- _LE TUE ISTRUZIONI_
Stampa di nuovo, identiche, le righe di tutte le voci, tralasciando le immagini.

☆ ☆ ☆ ☆

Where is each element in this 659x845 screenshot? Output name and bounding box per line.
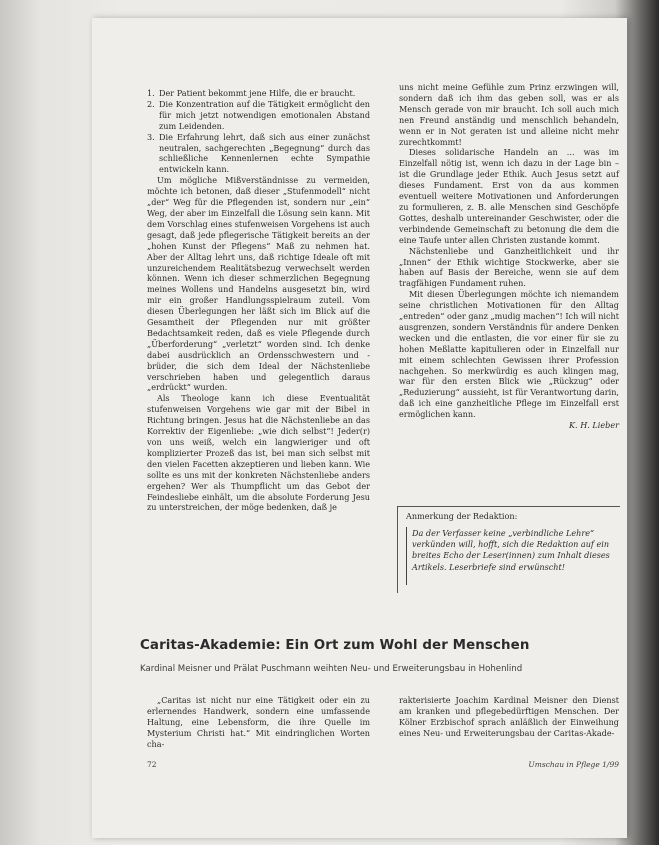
editor-note-text: Da der Verfasser keine „verbindliche Lehre“ verkünden will, hofft, sich die Redaktion auf ein breites Echo der Leser(innen) zum Inhalt dieses Artikels. Leserbriefe sind erwünscht! <box>412 528 610 572</box>
numbered-list <box>147 88 370 175</box>
body-paragraph: uns nicht meine Gefühle zum Prinz erzwingen will, sondern daß ich ihm das geben soll, was er als Mensch gerade von mir braucht. Ich soll auch mich nen Freund anständig und menschlich behandeln, wenn er in Not geraten ist und alleine nicht mehr zurechtkommt! <box>399 82 619 147</box>
page-number: 72 <box>147 760 157 769</box>
body-paragraph: Um mögliche Mißverständnisse zu vermeiden, möchte ich betonen, daß dieser „Stufenmodell“ nicht „der“ Weg für die Pflegenden ist, sondern nur „ein“ Weg, der aber im Einzelfall die Lösung sein kann. Mit dem Vorschlag eines stufenweisen Vorgehens ist auch gesagt, daß jede pflegerische Tätigkeit bereits an der „hohen Kunst der Pflegens“ Maß zu nehmen hat. Aber der Alltag lehrt uns, daß richtige Ideale oft mit unzureichendem Realitätsbezug verwechselt werden können. Wenn ich dieser schmerzlichen Begegnung meines Wollens und Handelns ausgesetzt bin, wird mir ein großer Handlungsspielraum zuteil. Vom diesen Überlegungen her läßt sich im Blick auf die Gesamtheit der Pflegenden nur mit größter Bedachtsamkeit reden, daß es viele Pflegende durch „Überforderung“ „verletzt“ worden sind. Ich denke dabei ausdrücklich an Ordensschwestern und -brüder, die sich dem Ideal der Nächstenliebe verschrieben haben und gelegentlich daraus „erdrückt“ wurden. <box>147 175 370 393</box>
note-rule <box>406 527 407 585</box>
article-left-column <box>147 695 370 750</box>
body-paragraph: Als Theologe kann ich diese Eventualität stufenweisen Vorgehens wie gar mit der Bibel in Richtung bringen. Jesus hat die Nächstenliebe an das Korrektiv der Eigenliebe: „wie dich selbst“! Jeder(r) von uns weiß, welch ein langwieriger und oft komplizierter Prozeß das ist, bei man sich selbst mit den vielen Facetten akzeptieren und lieben kann. Wie sollte es uns mit der konkreten Nächstenliebe anders ergehen? Wer als Thumpflicht um das Gebot der Feindesliebe einhält, um die absolute Forderung Jesu zu unterstreichen, der möge bedenken, daß je <box>147 393 370 513</box>
body-paragraph: Mit diesen Überlegungen möchte ich niemandem seine christlichen Motivationen für den Alltag „entreden“ oder ganz „mudig machen“! Ich will nicht ausgrenzen, sondern Verständnis für andere Denken wecken und die entlasten, die vor einer für sie zu hohen Meßlatte kapitulieren oder in Einzelfall nur mit einem schlechten Gewissen ihrer Profession nachgehen. So merkwürdig es auch klingen mag, war für den ersten Blick wie „Rückzug“ oder „Reduzierung“ aussieht, ist für Verantwortung darin, daß ich eine ganzheitliche Pflege im Einzelfall erst ermöglichen kann. <box>399 289 619 420</box>
article-right-column <box>399 695 619 739</box>
list-item: 2. Die Konzentration auf die Tätigkeit ermöglicht den für mich jetzt notwendigen emotionalen Abstand zum Leidenden. <box>147 98 370 131</box>
right-column <box>399 82 619 431</box>
document-page <box>92 18 627 838</box>
body-paragraph: rakterisierte Joachim Kardinal Meisner den Dienst am kranken und pflegebedürftigen Menschen. Der Kölner Erzbischof sprach anläßlich der Einweihung eines Neu- und Erweiterungsbau der Caritas-Akade- <box>399 695 619 738</box>
author-signature: K. H. Lieber <box>569 420 619 431</box>
editor-note-box <box>397 506 620 593</box>
article-title: Caritas-Akademie: Ein Ort zum Wohl der Menschen <box>140 638 530 653</box>
article-subtitle: Kardinal Meisner und Prälat Puschmann weihten Neu- und Erweiterungsbau in Hohenlind <box>140 664 523 674</box>
body-paragraph: „Caritas ist nicht nur eine Tätigkeit oder ein zu erlernendes Handwerk, sondern eine umfassende Haltung, eine Lebensform, die ihre Quelle im Mysterium Christi hat.“ Mit eindringlichen Worten cha- <box>147 695 370 749</box>
journal-footer: Umschau in Pflege 1/99 <box>528 760 619 769</box>
editor-note-title: Anmerkung der Redaktion: <box>406 511 518 521</box>
left-column <box>147 88 370 513</box>
list-item: 1. Der Patient bekommt jene Hilfe, die er braucht. <box>147 88 356 98</box>
list-item: 3. Die Erfahrung lehrt, daß sich aus einer zunächst neutralen, sachgerechten „Begegnung“ durch das schließliche Kennenlernen echte Sympathie entwickeln kann. <box>147 131 370 175</box>
body-paragraph: Dieses solidarische Handeln an ... was im Einzelfall nötig ist, wenn ich dazu in der Lage bin – ist die Grundlage jeder Ethik. Auch Jesus setzt auf dieses Fundament. Erst von da aus kommen eventuell weitere Motivationen und Anforderungen zu formulieren, z. B. alle Menschen sind Geschöpfe Gottes, deshalb untereinander Geschwister, oder die verbindende Gemeinschaft zu betonung die dem die eine Taufe unter allen Christen zustande kommt. <box>399 147 619 245</box>
body-paragraph: Nächstenliebe und Ganzheitlichkeit und ihr „Innen“ der Ethik wichtige Stockwerke, aber sie haben auf Basis der Bereiche, wenn sie auf dem tragfähigen Fundament ruhen. <box>399 245 619 289</box>
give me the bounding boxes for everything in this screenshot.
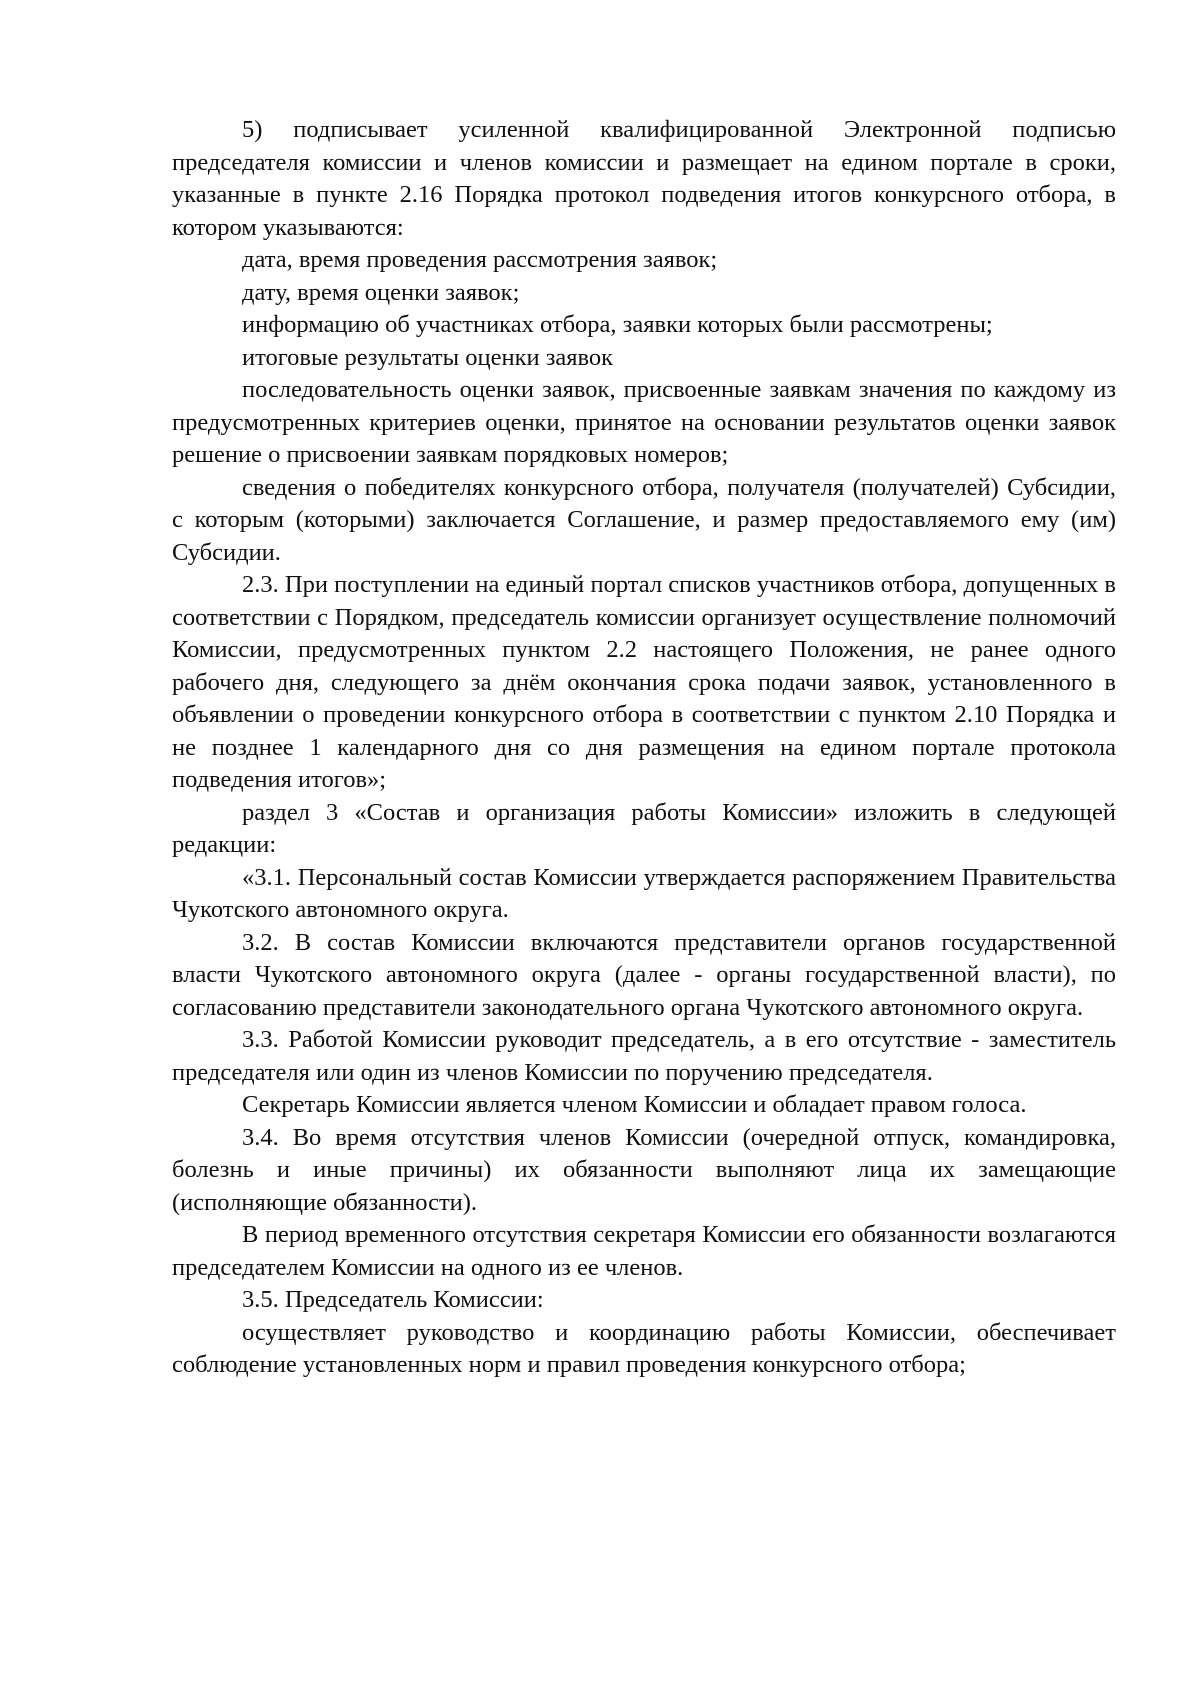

☆ ☆ ☆ ☆

- _LA SOLUZIONE_
Where is each element in this 659x845 screenshot? Output name and bounding box per line.
editor-note-text: Da der Verfasser keine „verbindliche Lehre“ verkünden will, hofft, sich die Redaktion auf ein breites Echo der Leser(innen) zum Inhalt dieses Artikels. Leserbriefe sind erwünscht! <box>412 528 610 572</box>
numbered-list <box>147 88 370 175</box>
body-paragraph: uns nicht meine Gefühle zum Prinz erzwingen will, sondern daß ich ihm das geben soll, was er als Mensch gerade von mir braucht. Ich soll auch mich nen Freund anständig und menschlich behandeln, wenn er in Not geraten ist und alleine nicht mehr zurechtkommt! <box>399 82 619 147</box>
page-number: 72 <box>147 760 157 769</box>
body-paragraph: Um mögliche Mißverständnisse zu vermeiden, möchte ich betonen, daß dieser „Stufenmodell“ nicht „der“ Weg für die Pflegenden ist, sondern nur „ein“ Weg, der aber im Einzelfall die Lösung sein kann. Mit dem Vorschlag eines stufenweisen Vorgehens ist auch gesagt, daß jede pflegerische Tätigkeit bereits an der „hohen Kunst der Pflegens“ Maß zu nehmen hat. Aber der Alltag lehrt uns, daß richtige Ideale oft mit unzureichendem Realitätsbezug verwechselt werden können. Wenn ich dieser schmerzlichen Begegnung meines Wollens und Handelns ausgesetzt bin, wird mir ein großer Handlungsspielraum zuteil. Vom diesen Überlegungen her läßt sich im Blick auf die Gesamtheit der Pflegenden nur mit größter Bedachtsamkeit reden, daß es viele Pflegende durch „Überforderung“ „verletzt“ worden sind. Ich denke dabei ausdrücklich an Ordensschwestern und -brüder, die sich dem Ideal der Nächstenliebe verschrieben haben und gelegentlich daraus „erdrückt“ wurden. <box>147 175 370 393</box>
note-rule <box>406 527 407 585</box>
article-left-column <box>147 695 370 750</box>
body-paragraph: Als Theologe kann ich diese Eventualität stufenweisen Vorgehens wie gar mit der Bibel in Richtung bringen. Jesus hat die Nächstenliebe an das Korrektiv der Eigenliebe: „wie dich selbst“! Jeder(r) von uns weiß, welch ein langwieriger und oft komplizierter Prozeß das ist, bei man sich selbst mit den vielen Facetten akzeptieren und lieben kann. Wie sollte es uns mit der konkreten Nächstenliebe anders ergehen? Wer als Thumpflicht um das Gebot der Feindesliebe einhält, um die absolute Forderung Jesu zu unterstreichen, der möge bedenken, daß je <box>147 393 370 513</box>
body-paragraph: Mit diesen Überlegungen möchte ich niemandem seine christlichen Motivationen für den Alltag „entreden“ oder ganz „mudig machen“! Ich will nicht ausgrenzen, sondern Verständnis für andere Denken wecken und die entlasten, die vor einer für sie zu hohen Meßlatte kapitulieren oder in Einzelfall nur mit einem schlechten Gewissen ihrer Profession nachgehen. So merkwürdig es auch klingen mag, war für den ersten Blick wie „Rückzug“ oder „Reduzierung“ aussieht, ist für Verantwortung darin, daß ich eine ganzheitliche Pflege im Einzelfall erst ermöglichen kann. <box>399 289 619 420</box>
article-right-column <box>399 695 619 739</box>
list-item: 2. Die Konzentration auf die Tätigkeit ermöglicht den für mich jetzt notwendigen emotionalen Abstand zum Leidenden. <box>147 98 370 131</box>
right-column <box>399 82 619 431</box>
document-page <box>92 18 627 838</box>
body-paragraph: rakterisierte Joachim Kardinal Meisner den Dienst am kranken und pflegebedürftigen Menschen. Der Kölner Erzbischof sprach anläßlich der Einweihung eines Neu- und Erweiterungsbau der Caritas-Akade- <box>399 695 619 738</box>
author-signature: K. H. Lieber <box>569 420 619 431</box>
editor-note-box <box>397 506 620 593</box>
article-title: Caritas-Akademie: Ein Ort zum Wohl der Menschen <box>140 638 530 653</box>
article-subtitle: Kardinal Meisner und Prälat Puschmann weihten Neu- und Erweiterungsbau in Hohenlind <box>140 664 523 674</box>
body-paragraph: „Caritas ist nicht nur eine Tätigkeit oder ein zu erlernendes Handwerk, sondern eine umfassende Haltung, eine Lebensform, die ihre Quelle im Mysterium Christi hat.“ Mit eindringlichen Worten cha- <box>147 695 370 749</box>
journal-footer: Umschau in Pflege 1/99 <box>528 760 619 769</box>
editor-note-title: Anmerkung der Redaktion: <box>406 511 518 521</box>
left-column <box>147 88 370 513</box>
list-item: 1. Der Patient bekommt jene Hilfe, die er braucht. <box>147 88 356 98</box>
list-item: 3. Die Erfahrung lehrt, daß sich aus einer zunächst neutralen, sachgerechten „Begegnung“ durch das schließliche Kennenlernen echte Sympathie entwickeln kann. <box>147 131 370 175</box>
body-paragraph: Dieses solidarische Handeln an ... was im Einzelfall nötig ist, wenn ich dazu in der Lage bin – ist die Grundlage jeder Ethik. Auch Jesus setzt auf dieses Fundament. Erst von da aus kommen eventuell weitere Motivationen und Anforderungen zu formulieren, z. B. alle Menschen sind Geschöpfe Gottes, deshalb untereinander Geschwister, oder die verbindende Gemeinschaft zu betonung die dem die eine Taufe unter allen Christen zustande kommt. <box>399 147 619 245</box>
body-paragraph: Nächstenliebe und Ganzheitlichkeit und ihr „Innen“ der Ethik wichtige Stockwerke, aber sie haben auf Basis der Bereiche, wenn sie auf dem tragfähigen Fundament ruhen. <box>399 245 619 289</box>
give me the bounding boxes for everything in this screenshot.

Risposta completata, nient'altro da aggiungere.